===== Given data

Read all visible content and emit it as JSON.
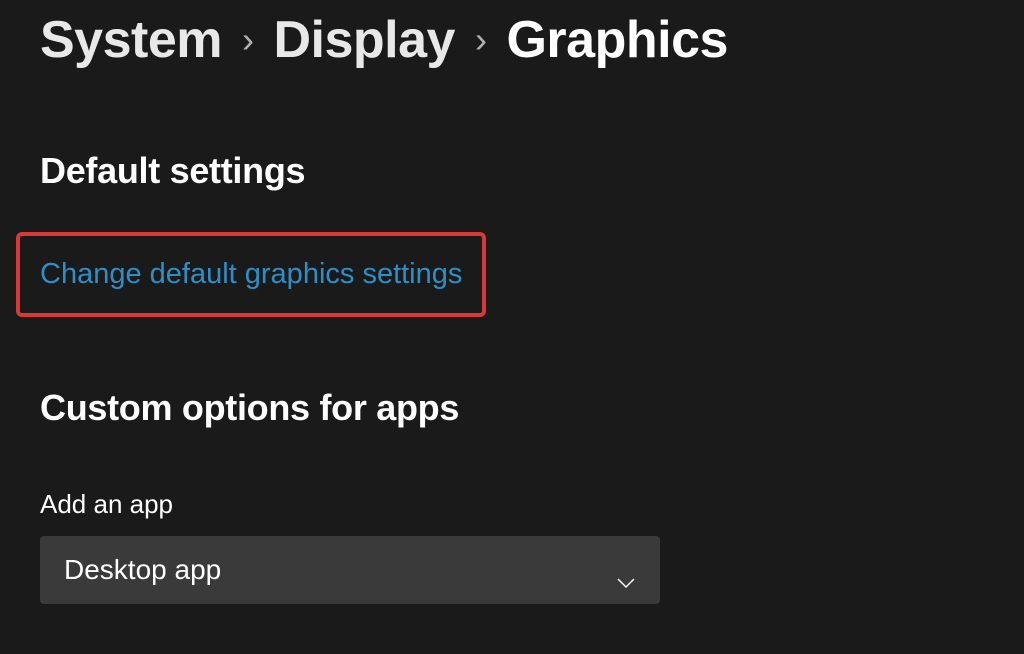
{
  "breadcrumb": {
    "items": [
      {
        "label": "System"
      },
      {
        "label": "Display"
      },
      {
        "label": "Graphics",
        "current": true
      }
    ]
  },
  "sections": {
    "default_settings": {
      "heading": "Default settings",
      "link_label": "Change default graphics settings"
    },
    "custom_options": {
      "heading": "Custom options for apps",
      "add_app_label": "Add an app",
      "dropdown_selected": "Desktop app"
    }
  }
}
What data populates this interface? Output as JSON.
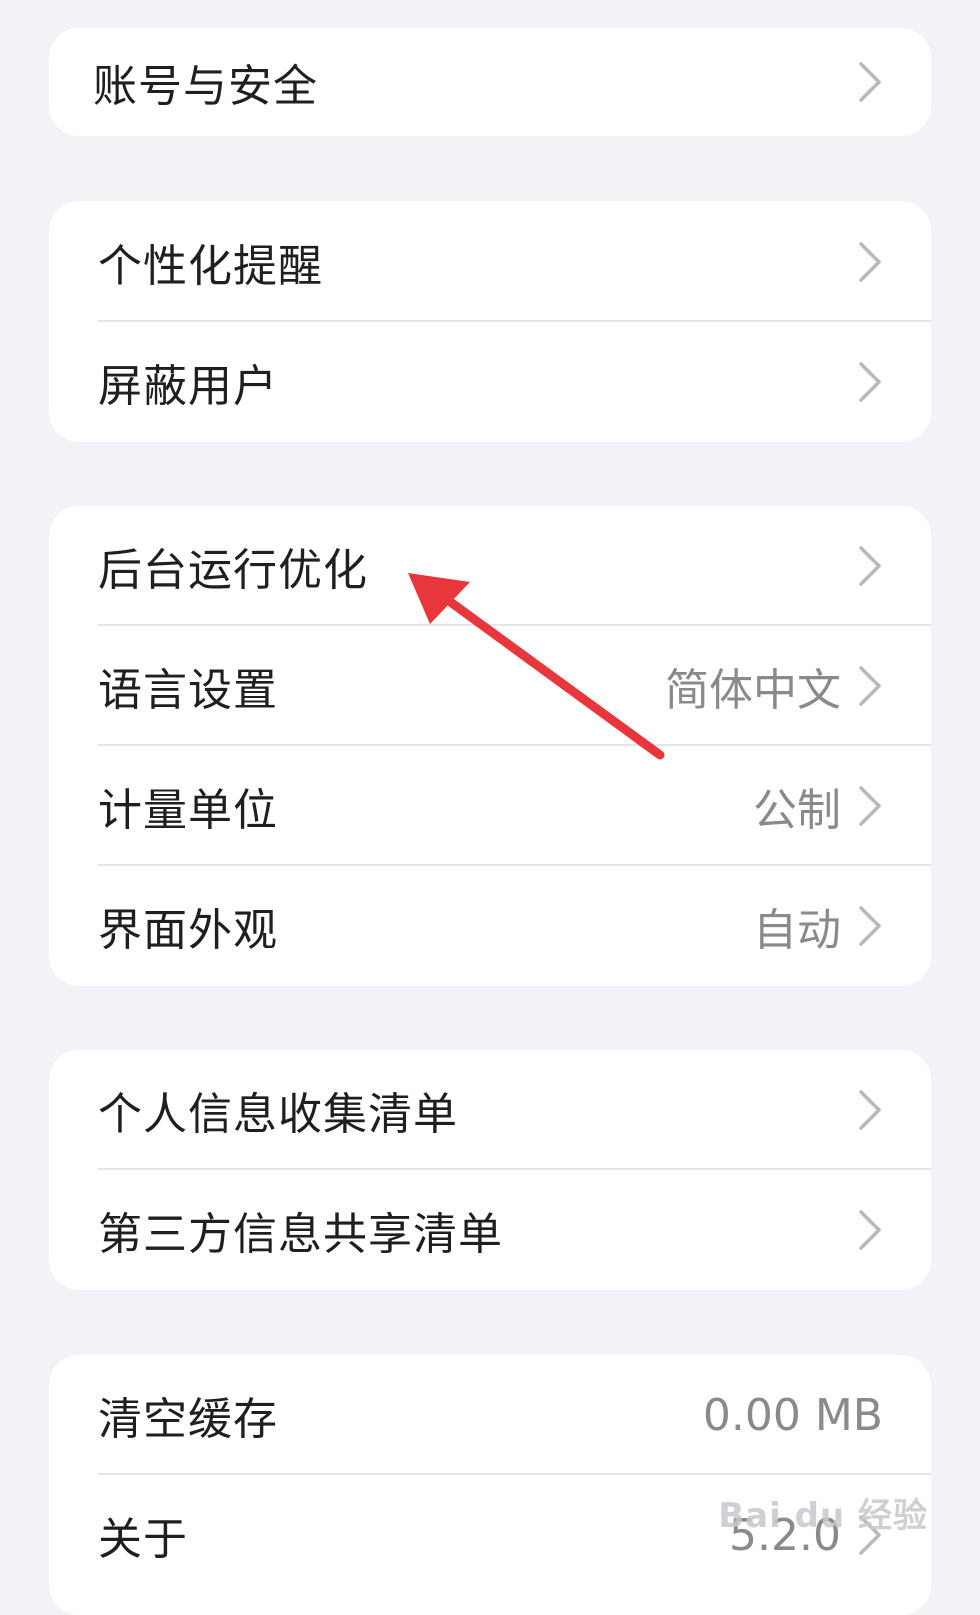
{
  "sections": [
    {
      "items": [
        {
          "label": "账号与安全",
          "value": ""
        }
      ]
    },
    {
      "items": [
        {
          "label": "个性化提醒",
          "value": ""
        },
        {
          "label": "屏蔽用户",
          "value": ""
        }
      ]
    },
    {
      "items": [
        {
          "label": "后台运行优化",
          "value": ""
        },
        {
          "label": "语言设置",
          "value": "简体中文"
        },
        {
          "label": "计量单位",
          "value": "公制"
        },
        {
          "label": "界面外观",
          "value": "自动"
        }
      ]
    },
    {
      "items": [
        {
          "label": "个人信息收集清单",
          "value": ""
        },
        {
          "label": "第三方信息共享清单",
          "value": ""
        }
      ]
    },
    {
      "items": [
        {
          "label": "清空缓存",
          "value": "0.00 MB"
        },
        {
          "label": "关于",
          "value": "5.2.0"
        }
      ]
    }
  ],
  "annotation": {
    "arrow_color": "#e8373c",
    "icon": "arrow-annotation-icon"
  },
  "watermark": {
    "text": "Bai du 经验"
  },
  "colors": {
    "background": "#f2f3f7",
    "card": "#ffffff",
    "label_text": "#1f1f1f",
    "value_text": "#8a8a8e",
    "chevron": "#b8b8bd"
  }
}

==========

| Stated problem |
Copy every record above exactly, leaving out the pictures.

| Correct result |
Read all visible content and emit it as JSON.
{
  "breadcrumb": {
    "items": [
      {
        "label": "System"
      },
      {
        "label": "Display"
      },
      {
        "label": "Graphics",
        "current": true
      }
    ]
  },
  "sections": {
    "default_settings": {
      "heading": "Default settings",
      "link_label": "Change default graphics settings"
    },
    "custom_options": {
      "heading": "Custom options for apps",
      "add_app_label": "Add an app",
      "dropdown_selected": "Desktop app"
    }
  }
}
What data populates this interface? Output as JSON.
{
  "sections": [
    {
      "items": [
        {
          "label": "账号与安全",
          "value": ""
        }
      ]
    },
    {
      "items": [
        {
          "label": "个性化提醒",
          "value": ""
        },
        {
          "label": "屏蔽用户",
          "value": ""
        }
      ]
    },
    {
      "items": [
        {
          "label": "后台运行优化",
          "value": ""
        },
        {
          "label": "语言设置",
          "value": "简体中文"
        },
        {
          "label": "计量单位",
          "value": "公制"
        },
        {
          "label": "界面外观",
          "value": "自动"
        }
      ]
    },
    {
      "items": [
        {
          "label": "个人信息收集清单",
          "value": ""
        },
        {
          "label": "第三方信息共享清单",
          "value": ""
        }
      ]
    },
    {
      "items": [
        {
          "label": "清空缓存",
          "value": "0.00 MB"
        },
        {
          "label": "关于",
          "value": "5.2.0"
        }
      ]
    }
  ],
  "annotation": {
    "arrow_color": "#e8373c",
    "icon": "arrow-annotation-icon"
  },
  "watermark": {
    "text": "Bai du 经验"
  },
  "colors": {
    "background": "#f2f3f7",
    "card": "#ffffff",
    "label_text": "#1f1f1f",
    "value_text": "#8a8a8e",
    "chevron": "#b8b8bd"
  }
}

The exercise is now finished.